§ Structured figure records:
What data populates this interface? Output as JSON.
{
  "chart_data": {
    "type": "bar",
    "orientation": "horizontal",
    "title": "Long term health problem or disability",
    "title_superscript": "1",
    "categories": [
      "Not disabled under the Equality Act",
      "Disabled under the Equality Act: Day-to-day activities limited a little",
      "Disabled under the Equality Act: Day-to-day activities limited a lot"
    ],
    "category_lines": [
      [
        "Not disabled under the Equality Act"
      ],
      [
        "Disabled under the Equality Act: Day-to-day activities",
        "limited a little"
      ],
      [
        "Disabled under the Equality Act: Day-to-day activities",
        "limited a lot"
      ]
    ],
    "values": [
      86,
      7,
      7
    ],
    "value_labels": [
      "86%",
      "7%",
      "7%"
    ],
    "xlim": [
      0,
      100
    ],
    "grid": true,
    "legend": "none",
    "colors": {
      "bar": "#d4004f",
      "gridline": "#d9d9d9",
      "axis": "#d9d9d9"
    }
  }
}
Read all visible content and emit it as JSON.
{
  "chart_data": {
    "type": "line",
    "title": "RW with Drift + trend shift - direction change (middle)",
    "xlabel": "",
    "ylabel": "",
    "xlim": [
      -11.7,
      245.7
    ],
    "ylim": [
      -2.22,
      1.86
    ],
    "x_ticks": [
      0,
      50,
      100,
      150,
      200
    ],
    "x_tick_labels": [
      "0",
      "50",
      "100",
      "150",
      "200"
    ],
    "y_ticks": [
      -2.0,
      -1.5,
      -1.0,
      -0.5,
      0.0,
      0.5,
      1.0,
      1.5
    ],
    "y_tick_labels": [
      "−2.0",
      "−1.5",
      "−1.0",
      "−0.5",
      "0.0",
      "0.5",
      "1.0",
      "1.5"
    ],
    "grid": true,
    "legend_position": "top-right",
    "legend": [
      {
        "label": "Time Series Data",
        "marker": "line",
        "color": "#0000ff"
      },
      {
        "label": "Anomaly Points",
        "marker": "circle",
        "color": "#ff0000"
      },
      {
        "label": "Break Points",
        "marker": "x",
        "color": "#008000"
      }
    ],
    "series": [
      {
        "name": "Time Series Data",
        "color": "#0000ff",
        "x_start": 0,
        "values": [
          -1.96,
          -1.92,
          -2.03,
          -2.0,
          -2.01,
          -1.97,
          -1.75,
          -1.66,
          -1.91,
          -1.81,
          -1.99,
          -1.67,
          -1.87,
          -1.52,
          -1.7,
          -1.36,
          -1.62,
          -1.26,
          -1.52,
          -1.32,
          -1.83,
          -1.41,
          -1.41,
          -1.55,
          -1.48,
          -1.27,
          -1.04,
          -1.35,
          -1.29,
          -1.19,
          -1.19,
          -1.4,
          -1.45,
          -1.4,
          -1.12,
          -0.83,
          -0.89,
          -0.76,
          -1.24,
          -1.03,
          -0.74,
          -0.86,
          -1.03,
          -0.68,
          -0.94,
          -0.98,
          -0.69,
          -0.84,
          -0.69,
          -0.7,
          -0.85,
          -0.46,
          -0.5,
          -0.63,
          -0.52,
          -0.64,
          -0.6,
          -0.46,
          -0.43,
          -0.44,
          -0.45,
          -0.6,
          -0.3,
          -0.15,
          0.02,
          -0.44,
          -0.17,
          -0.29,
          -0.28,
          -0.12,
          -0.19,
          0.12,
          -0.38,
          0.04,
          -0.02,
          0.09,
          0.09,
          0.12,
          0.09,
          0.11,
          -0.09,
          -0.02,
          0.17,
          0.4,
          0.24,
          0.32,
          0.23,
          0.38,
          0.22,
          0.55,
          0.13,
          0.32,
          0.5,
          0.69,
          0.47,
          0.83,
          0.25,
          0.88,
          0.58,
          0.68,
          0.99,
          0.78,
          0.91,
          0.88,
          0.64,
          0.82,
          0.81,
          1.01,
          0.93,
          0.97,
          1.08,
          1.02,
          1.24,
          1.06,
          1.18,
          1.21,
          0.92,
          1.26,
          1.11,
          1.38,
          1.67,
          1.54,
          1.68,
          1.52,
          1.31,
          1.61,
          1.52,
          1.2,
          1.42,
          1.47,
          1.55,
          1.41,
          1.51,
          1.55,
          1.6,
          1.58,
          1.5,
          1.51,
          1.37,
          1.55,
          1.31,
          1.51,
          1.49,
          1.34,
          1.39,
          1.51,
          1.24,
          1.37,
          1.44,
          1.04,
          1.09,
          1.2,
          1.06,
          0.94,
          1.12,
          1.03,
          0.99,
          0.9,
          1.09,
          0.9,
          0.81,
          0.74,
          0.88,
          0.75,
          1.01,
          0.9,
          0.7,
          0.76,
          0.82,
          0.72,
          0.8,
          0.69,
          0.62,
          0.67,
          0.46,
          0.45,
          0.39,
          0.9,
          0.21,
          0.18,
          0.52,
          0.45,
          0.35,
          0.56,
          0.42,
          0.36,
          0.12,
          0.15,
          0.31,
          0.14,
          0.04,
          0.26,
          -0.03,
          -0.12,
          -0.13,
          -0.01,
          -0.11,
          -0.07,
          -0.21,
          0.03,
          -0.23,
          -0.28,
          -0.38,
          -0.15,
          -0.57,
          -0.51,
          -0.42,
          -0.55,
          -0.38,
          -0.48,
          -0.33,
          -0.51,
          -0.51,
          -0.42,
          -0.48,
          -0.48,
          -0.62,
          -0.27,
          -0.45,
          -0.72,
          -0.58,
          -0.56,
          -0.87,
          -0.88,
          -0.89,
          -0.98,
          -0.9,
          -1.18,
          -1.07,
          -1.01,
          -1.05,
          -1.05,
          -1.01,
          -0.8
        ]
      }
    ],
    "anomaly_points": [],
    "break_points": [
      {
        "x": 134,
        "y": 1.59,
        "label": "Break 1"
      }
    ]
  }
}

§ Given request: Set down the listing in full, keeping every word exactly as it is.

§ Written solution:
What data populates this interface? Output as JSON.
{
  "chart_data": {
    "type": "bar",
    "orientation": "horizontal",
    "title": "Long term health problem or disability",
    "title_superscript": "1",
    "categories": [
      "Not disabled under the Equality Act",
      "Disabled under the Equality Act: Day-to-day activities limited a little",
      "Disabled under the Equality Act: Day-to-day activities limited a lot"
    ],
    "category_lines": [
      [
        "Not disabled under the Equality Act"
      ],
      [
        "Disabled under the Equality Act: Day-to-day activities",
        "limited a little"
      ],
      [
        "Disabled under the Equality Act: Day-to-day activities",
        "limited a lot"
      ]
    ],
    "values": [
      86,
      7,
      7
    ],
    "value_labels": [
      "86%",
      "7%",
      "7%"
    ],
    "xlim": [
      0,
      100
    ],
    "grid": true,
    "legend": "none",
    "colors": {
      "bar": "#d4004f",
      "gridline": "#d9d9d9",
      "axis": "#d9d9d9"
    }
  }
}
Read all visible content and emit it as JSON.
{
  "chart_data": {
    "type": "line",
    "title": "RW with Drift + trend shift - direction change (middle)",
    "xlabel": "",
    "ylabel": "",
    "xlim": [
      -11.7,
      245.7
    ],
    "ylim": [
      -2.22,
      1.86
    ],
    "x_ticks": [
      0,
      50,
      100,
      150,
      200
    ],
    "x_tick_labels": [
      "0",
      "50",
      "100",
      "150",
      "200"
    ],
    "y_ticks": [
      -2.0,
      -1.5,
      -1.0,
      -0.5,
      0.0,
      0.5,
      1.0,
      1.5
    ],
    "y_tick_labels": [
      "−2.0",
      "−1.5",
      "−1.0",
      "−0.5",
      "0.0",
      "0.5",
      "1.0",
      "1.5"
    ],
    "grid": true,
    "legend_position": "top-right",
    "legend": [
      {
        "label": "Time Series Data",
        "marker": "line",
        "color": "#0000ff"
      },
      {
        "label": "Anomaly Points",
        "marker": "circle",
        "color": "#ff0000"
      },
      {
        "label": "Break Points",
        "marker": "x",
        "color": "#008000"
      }
    ],
    "series": [
      {
        "name": "Time Series Data",
        "color": "#0000ff",
        "x_start": 0,
        "values": [
          -1.96,
          -1.92,
          -2.03,
          -2.0,
          -2.01,
          -1.97,
          -1.75,
          -1.66,
          -1.91,
          -1.81,
          -1.99,
          -1.67,
          -1.87,
          -1.52,
          -1.7,
          -1.36,
          -1.62,
          -1.26,
          -1.52,
          -1.32,
          -1.83,
          -1.41,
          -1.41,
          -1.55,
          -1.48,
          -1.27,
          -1.04,
          -1.35,
          -1.29,
          -1.19,
          -1.19,
          -1.4,
          -1.45,
          -1.4,
          -1.12,
          -0.83,
          -0.89,
          -0.76,
          -1.24,
          -1.03,
          -0.74,
          -0.86,
          -1.03,
          -0.68,
          -0.94,
          -0.98,
          -0.69,
          -0.84,
          -0.69,
          -0.7,
          -0.85,
          -0.46,
          -0.5,
          -0.63,
          -0.52,
          -0.64,
          -0.6,
          -0.46,
          -0.43,
          -0.44,
          -0.45,
          -0.6,
          -0.3,
          -0.15,
          0.02,
          -0.44,
          -0.17,
          -0.29,
          -0.28,
          -0.12,
          -0.19,
          0.12,
          -0.38,
          0.04,
          -0.02,
          0.09,
          0.09,
          0.12,
          0.09,
          0.11,
          -0.09,
          -0.02,
          0.17,
          0.4,
          0.24,
          0.32,
          0.23,
          0.38,
          0.22,
          0.55,
          0.13,
          0.32,
          0.5,
          0.69,
          0.47,
          0.83,
          0.25,
          0.88,
          0.58,
          0.68,
          0.99,
          0.78,
          0.91,
          0.88,
          0.64,
          0.82,
          0.81,
          1.01,
          0.93,
          0.97,
          1.08,
          1.02,
          1.24,
          1.06,
          1.18,
          1.21,
          0.92,
          1.26,
          1.11,
          1.38,
          1.67,
          1.54,
          1.68,
          1.52,
          1.31,
          1.61,
          1.52,
          1.2,
          1.42,
          1.47,
          1.55,
          1.41,
          1.51,
          1.55,
          1.6,
          1.58,
          1.5,
          1.51,
          1.37,
          1.55,
          1.31,
          1.51,
          1.49,
          1.34,
          1.39,
          1.51,
          1.24,
          1.37,
          1.44,
          1.04,
          1.09,
          1.2,
          1.06,
          0.94,
          1.12,
          1.03,
          0.99,
          0.9,
          1.09,
          0.9,
          0.81,
          0.74,
          0.88,
          0.75,
          1.01,
          0.9,
          0.7,
          0.76,
          0.82,
          0.72,
          0.8,
          0.69,
          0.62,
          0.67,
          0.46,
          0.45,
          0.39,
          0.9,
          0.21,
          0.18,
          0.52,
          0.45,
          0.35,
          0.56,
          0.42,
          0.36,
          0.12,
          0.15,
          0.31,
          0.14,
          0.04,
          0.26,
          -0.03,
          -0.12,
          -0.13,
          -0.01,
          -0.11,
          -0.07,
          -0.21,
          0.03,
          -0.23,
          -0.28,
          -0.38,
          -0.15,
          -0.57,
          -0.51,
          -0.42,
          -0.55,
          -0.38,
          -0.48,
          -0.33,
          -0.51,
          -0.51,
          -0.42,
          -0.48,
          -0.48,
          -0.62,
          -0.27,
          -0.45,
          -0.72,
          -0.58,
          -0.56,
          -0.87,
          -0.88,
          -0.89,
          -0.98,
          -0.9,
          -1.18,
          -1.07,
          -1.01,
          -1.05,
          -1.05,
          -1.01,
          -0.8
        ]
      }
    ],
    "anomaly_points": [],
    "break_points": [
      {
        "x": 134,
        "y": 1.59,
        "label": "Break 1"
      }
    ]
  }
}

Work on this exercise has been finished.